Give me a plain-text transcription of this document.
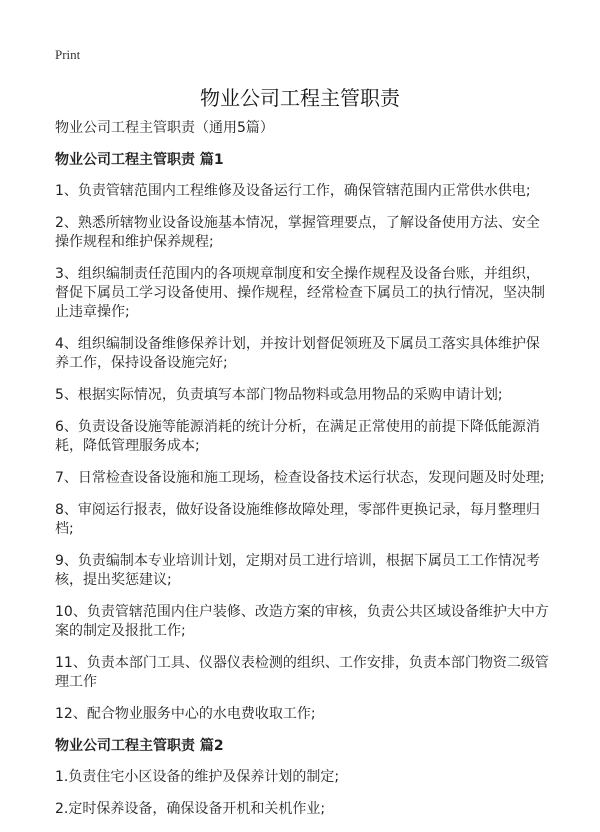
Print
物业公司工程主管职责

物业公司工程主管职责（通用5篇）

物业公司工程主管职责 篇1

1、负责管辖范围内工程维修及设备运行工作，确保管辖范围内正常供水供电;

2、熟悉所辖物业设备设施基本情况，掌握管理要点，了解设备使用方法、安全操作规程和维护保养规程;

3、组织编制责任范围内的各项规章制度和安全操作规程及设备台账，并组织，督促下属员工学习设备使用、操作规程，经常检查下属员工的执行情况，坚决制止违章操作;

4、组织编制设备维修保养计划，并按计划督促领班及下属员工落实具体维护保养工作，保持设备设施完好;

5、根据实际情况，负责填写本部门物品物料或急用物品的采购申请计划;

6、负责设备设施等能源消耗的统计分析，在满足正常使用的前提下降低能源消耗，降低管理服务成本;

7、日常检查设备设施和施工现场，检查设备技术运行状态，发现问题及时处理;

8、审阅运行报表，做好设备设施维修故障处理，零部件更换记录，每月整理归档;

9、负责编制本专业培训计划，定期对员工进行培训，根据下属员工工作情况考核，提出奖惩建议;

10、负责管辖范围内住户装修、改造方案的审核，负责公共区域设备维护大中方案的制定及报批工作;

11、负责本部门工具、仪器仪表检测的组织、工作安排，负责本部门物资二级管理工作

12、配合物业服务中心的水电费收取工作;

物业公司工程主管职责 篇2

1.负责住宅小区设备的维护及保养计划的制定;

2.定时保养设备，确保设备开机和关机作业;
------------------------------------
- _Exercise directions_:
Output each line exactly; omit every picture.

- _Task output_:
Give me a plain-text transcription of this document.
Print
物业公司工程主管职责

物业公司工程主管职责（通用5篇）

物业公司工程主管职责 篇1

1、负责管辖范围内工程维修及设备运行工作，确保管辖范围内正常供水供电;

2、熟悉所辖物业设备设施基本情况，掌握管理要点，了解设备使用方法、安全操作规程和维护保养规程;

3、组织编制责任范围内的各项规章制度和安全操作规程及设备台账，并组织，督促下属员工学习设备使用、操作规程，经常检查下属员工的执行情况，坚决制止违章操作;

4、组织编制设备维修保养计划，并按计划督促领班及下属员工落实具体维护保养工作，保持设备设施完好;

5、根据实际情况，负责填写本部门物品物料或急用物品的采购申请计划;

6、负责设备设施等能源消耗的统计分析，在满足正常使用的前提下降低能源消耗，降低管理服务成本;

7、日常检查设备设施和施工现场，检查设备技术运行状态，发现问题及时处理;

8、审阅运行报表，做好设备设施维修故障处理，零部件更换记录，每月整理归档;

9、负责编制本专业培训计划，定期对员工进行培训，根据下属员工工作情况考核，提出奖惩建议;

10、负责管辖范围内住户装修、改造方案的审核，负责公共区域设备维护大中方案的制定及报批工作;

11、负责本部门工具、仪器仪表检测的组织、工作安排，负责本部门物资二级管理工作

12、配合物业服务中心的水电费收取工作;

物业公司工程主管职责 篇2

1.负责住宅小区设备的维护及保养计划的制定;

2.定时保养设备，确保设备开机和关机作业;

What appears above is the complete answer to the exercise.